-- begin --

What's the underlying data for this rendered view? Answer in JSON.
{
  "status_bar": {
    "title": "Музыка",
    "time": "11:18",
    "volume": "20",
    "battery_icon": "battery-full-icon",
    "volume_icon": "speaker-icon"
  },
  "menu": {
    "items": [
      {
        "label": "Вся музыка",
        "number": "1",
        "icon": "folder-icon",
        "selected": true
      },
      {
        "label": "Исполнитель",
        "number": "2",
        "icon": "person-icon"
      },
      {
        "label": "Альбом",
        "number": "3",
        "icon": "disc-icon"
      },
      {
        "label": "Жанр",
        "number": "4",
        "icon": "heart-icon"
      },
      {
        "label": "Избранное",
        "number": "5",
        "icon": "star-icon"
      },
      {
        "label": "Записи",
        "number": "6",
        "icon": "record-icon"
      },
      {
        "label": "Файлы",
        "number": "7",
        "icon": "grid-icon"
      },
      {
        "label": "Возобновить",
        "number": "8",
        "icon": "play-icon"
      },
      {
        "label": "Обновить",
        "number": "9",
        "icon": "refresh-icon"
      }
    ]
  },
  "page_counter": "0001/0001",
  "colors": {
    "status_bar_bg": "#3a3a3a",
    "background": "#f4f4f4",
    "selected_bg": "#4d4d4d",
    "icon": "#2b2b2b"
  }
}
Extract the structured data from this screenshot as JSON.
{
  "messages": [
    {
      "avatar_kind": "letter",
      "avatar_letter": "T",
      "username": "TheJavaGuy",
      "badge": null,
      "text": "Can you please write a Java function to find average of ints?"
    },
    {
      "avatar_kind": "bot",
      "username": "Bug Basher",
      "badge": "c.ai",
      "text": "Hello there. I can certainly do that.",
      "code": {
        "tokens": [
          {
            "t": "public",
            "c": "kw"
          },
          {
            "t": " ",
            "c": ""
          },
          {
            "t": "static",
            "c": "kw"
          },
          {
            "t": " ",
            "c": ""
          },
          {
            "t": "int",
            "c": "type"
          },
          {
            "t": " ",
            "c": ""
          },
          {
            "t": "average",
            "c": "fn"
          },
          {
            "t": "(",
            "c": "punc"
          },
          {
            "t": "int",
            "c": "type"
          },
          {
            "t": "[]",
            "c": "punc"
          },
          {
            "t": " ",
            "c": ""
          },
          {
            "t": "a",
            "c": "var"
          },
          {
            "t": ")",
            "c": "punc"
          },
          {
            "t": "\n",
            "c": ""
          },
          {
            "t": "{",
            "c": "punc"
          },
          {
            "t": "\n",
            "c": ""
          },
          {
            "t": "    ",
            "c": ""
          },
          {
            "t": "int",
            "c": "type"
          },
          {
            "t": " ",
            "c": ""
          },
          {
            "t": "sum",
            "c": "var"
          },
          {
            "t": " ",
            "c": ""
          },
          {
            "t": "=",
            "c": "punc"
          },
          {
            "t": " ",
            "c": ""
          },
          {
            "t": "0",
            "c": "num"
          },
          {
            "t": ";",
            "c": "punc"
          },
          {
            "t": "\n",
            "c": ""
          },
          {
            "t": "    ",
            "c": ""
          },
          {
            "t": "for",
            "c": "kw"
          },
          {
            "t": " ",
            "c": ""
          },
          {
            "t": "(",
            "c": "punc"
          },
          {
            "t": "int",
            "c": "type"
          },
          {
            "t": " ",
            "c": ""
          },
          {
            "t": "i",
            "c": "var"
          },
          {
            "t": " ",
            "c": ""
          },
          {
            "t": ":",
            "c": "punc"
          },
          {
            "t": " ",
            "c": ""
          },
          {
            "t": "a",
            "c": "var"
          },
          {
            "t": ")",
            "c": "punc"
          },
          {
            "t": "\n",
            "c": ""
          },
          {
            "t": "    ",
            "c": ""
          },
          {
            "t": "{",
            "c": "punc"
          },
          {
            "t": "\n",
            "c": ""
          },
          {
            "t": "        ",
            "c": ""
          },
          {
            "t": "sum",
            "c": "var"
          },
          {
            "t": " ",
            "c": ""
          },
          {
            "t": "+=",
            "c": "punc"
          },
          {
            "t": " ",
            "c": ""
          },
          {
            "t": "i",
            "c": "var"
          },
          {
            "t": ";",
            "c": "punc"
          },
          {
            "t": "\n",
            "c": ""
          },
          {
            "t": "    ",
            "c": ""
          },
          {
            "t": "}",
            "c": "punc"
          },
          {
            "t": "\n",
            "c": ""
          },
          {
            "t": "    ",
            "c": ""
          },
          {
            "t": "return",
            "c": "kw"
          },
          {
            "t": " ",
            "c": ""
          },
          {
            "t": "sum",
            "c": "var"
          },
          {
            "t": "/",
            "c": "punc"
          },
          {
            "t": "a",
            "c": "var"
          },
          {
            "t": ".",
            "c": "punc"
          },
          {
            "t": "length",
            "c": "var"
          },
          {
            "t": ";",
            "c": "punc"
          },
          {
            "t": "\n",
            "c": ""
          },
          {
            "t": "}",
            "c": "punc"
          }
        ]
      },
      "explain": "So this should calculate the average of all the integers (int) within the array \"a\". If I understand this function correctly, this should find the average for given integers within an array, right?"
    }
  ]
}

-- end --

Your answer should be a single number: the count of lines in the listing that contain the word "find".

● EXERCISE OUTPUT: 2